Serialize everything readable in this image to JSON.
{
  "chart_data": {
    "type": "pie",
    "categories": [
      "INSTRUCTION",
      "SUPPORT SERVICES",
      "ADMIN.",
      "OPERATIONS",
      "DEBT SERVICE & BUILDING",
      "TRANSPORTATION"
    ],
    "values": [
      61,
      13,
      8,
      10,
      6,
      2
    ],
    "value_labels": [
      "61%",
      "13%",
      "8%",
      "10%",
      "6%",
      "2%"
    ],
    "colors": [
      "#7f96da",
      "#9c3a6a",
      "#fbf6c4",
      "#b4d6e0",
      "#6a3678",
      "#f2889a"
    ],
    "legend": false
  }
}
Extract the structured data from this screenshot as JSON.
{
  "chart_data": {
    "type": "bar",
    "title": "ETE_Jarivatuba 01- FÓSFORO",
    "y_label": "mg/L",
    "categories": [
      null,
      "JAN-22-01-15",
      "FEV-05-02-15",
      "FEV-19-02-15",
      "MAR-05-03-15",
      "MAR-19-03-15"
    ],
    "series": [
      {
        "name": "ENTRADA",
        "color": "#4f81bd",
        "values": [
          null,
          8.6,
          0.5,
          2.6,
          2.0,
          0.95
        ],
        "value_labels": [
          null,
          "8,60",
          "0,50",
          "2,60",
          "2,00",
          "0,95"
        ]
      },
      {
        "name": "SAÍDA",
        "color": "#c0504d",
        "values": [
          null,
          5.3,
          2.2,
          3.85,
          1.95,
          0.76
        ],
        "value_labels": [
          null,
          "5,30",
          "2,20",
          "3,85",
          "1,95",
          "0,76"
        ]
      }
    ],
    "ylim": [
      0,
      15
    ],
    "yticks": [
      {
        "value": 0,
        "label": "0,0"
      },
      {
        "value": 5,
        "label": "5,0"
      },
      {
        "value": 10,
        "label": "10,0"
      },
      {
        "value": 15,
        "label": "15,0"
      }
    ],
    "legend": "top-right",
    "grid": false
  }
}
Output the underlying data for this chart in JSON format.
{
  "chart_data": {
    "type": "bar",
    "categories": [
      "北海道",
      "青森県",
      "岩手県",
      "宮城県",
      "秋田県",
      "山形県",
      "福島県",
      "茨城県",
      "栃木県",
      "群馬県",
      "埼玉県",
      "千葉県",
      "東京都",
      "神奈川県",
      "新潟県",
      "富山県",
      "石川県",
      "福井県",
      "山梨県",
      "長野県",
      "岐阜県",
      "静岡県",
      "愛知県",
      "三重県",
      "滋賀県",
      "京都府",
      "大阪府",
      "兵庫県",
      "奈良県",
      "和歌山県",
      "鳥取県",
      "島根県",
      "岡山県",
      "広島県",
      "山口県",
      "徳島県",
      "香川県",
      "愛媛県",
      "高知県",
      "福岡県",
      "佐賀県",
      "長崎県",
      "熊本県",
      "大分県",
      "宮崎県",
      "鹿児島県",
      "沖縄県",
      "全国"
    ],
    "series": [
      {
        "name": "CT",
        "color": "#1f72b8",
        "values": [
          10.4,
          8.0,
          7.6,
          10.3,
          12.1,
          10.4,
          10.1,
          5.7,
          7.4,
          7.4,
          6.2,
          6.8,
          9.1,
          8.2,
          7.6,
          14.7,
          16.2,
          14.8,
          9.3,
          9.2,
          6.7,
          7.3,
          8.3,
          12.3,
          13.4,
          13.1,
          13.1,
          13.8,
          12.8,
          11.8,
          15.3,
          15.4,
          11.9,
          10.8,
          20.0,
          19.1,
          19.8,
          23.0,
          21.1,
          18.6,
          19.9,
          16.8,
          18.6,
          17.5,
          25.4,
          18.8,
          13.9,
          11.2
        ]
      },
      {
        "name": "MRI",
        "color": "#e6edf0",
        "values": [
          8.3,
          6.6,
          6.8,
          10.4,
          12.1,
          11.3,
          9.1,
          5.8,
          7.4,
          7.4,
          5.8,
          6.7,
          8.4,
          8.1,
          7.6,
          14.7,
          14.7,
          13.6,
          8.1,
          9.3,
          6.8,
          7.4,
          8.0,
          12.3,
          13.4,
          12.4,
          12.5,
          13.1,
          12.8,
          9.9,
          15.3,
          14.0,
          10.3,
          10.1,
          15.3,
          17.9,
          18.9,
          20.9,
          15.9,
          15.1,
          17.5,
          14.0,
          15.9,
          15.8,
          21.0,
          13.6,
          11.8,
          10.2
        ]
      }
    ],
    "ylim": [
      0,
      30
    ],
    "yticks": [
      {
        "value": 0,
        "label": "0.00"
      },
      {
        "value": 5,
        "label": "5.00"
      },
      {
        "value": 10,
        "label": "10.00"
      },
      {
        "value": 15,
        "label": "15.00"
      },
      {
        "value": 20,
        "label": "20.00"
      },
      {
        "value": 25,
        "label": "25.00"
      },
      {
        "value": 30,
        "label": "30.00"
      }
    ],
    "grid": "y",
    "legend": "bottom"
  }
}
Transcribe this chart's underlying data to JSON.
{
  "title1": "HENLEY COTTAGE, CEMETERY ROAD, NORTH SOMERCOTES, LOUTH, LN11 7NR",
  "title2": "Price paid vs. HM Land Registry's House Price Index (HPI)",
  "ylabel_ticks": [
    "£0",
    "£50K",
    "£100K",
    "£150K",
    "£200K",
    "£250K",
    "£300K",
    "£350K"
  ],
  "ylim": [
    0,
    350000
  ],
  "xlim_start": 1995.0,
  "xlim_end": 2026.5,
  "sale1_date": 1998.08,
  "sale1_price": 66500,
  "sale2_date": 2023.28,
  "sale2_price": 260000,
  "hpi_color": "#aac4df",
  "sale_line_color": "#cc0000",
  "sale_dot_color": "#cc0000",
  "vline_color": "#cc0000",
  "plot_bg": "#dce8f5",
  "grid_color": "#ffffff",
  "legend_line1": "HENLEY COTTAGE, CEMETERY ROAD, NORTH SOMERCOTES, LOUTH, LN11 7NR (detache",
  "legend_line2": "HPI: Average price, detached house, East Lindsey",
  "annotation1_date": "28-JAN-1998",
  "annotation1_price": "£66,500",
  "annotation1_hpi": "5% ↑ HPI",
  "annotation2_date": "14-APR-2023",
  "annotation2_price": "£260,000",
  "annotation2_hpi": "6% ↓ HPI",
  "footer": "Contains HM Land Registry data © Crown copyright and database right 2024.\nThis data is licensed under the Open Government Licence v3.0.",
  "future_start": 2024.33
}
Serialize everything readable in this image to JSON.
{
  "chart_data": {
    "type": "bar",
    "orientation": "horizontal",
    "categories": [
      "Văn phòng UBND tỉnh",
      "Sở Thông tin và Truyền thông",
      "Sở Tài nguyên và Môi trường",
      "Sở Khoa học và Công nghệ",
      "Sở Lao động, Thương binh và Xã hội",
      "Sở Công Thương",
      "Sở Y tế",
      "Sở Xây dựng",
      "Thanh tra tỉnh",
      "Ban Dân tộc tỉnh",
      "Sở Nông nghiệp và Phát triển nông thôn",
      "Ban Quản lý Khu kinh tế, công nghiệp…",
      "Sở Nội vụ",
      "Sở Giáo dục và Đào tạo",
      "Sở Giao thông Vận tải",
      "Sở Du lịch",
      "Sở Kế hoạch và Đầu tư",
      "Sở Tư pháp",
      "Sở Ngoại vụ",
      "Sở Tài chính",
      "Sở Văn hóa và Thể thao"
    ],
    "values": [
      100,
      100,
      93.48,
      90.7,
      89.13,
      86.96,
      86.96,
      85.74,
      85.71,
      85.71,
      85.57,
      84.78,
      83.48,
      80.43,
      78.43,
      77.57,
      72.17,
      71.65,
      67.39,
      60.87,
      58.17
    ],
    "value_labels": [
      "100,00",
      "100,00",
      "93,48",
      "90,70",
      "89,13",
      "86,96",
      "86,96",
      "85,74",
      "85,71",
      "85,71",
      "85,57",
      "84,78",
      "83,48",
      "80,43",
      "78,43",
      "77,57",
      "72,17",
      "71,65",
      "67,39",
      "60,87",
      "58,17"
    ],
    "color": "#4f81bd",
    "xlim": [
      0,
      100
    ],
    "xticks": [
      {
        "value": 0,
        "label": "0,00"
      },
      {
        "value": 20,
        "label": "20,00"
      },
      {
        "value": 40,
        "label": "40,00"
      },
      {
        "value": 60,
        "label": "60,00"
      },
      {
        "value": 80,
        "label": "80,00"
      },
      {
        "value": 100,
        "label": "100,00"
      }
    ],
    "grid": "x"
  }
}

What you are asked to do = All lines that include "Thương" are to be gathered and copied.

Task solution =
      "Sở Lao động, Thương binh và Xã hội",
      "Sở Công Thương",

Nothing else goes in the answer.